_SET TASK_
Each line containing the word "Российской" must be reported.

_DATASET CONTENT_
□ □ □ □ □ □ □

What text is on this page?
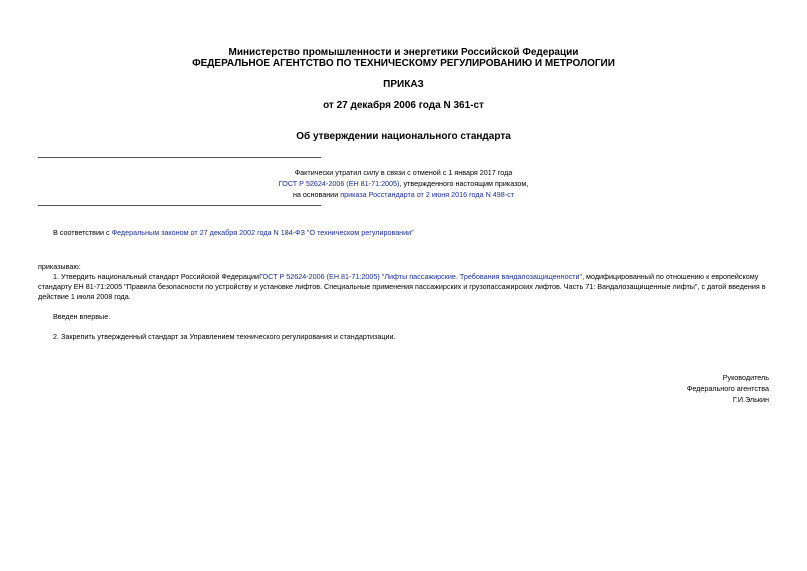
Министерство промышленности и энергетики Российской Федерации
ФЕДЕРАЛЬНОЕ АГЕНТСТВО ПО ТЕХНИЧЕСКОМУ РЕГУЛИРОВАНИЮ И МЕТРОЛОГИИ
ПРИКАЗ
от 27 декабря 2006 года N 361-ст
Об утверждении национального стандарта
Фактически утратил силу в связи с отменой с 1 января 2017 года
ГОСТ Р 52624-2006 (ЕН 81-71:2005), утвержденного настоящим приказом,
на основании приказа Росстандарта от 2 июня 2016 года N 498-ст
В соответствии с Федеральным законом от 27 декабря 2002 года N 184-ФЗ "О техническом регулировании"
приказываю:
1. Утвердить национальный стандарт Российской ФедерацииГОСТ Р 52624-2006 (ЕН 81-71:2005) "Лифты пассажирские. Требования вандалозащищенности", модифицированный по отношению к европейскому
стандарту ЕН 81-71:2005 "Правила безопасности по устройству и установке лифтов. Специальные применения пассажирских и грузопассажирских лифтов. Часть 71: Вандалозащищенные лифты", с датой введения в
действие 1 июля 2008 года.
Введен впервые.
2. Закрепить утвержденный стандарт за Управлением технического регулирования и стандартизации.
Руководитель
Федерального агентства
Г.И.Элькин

□ □ □ □ □ □ □

_REPLY_
Министерство промышленности и энергетики Российской Федерации
1. Утвердить национальный стандарт Российской ФедерацииГОСТ Р 52624-2006 (ЕН 81-71:2005) "Лифты пассажирские. Требования вандалозащищенности", модифицированный по отношению к европейскому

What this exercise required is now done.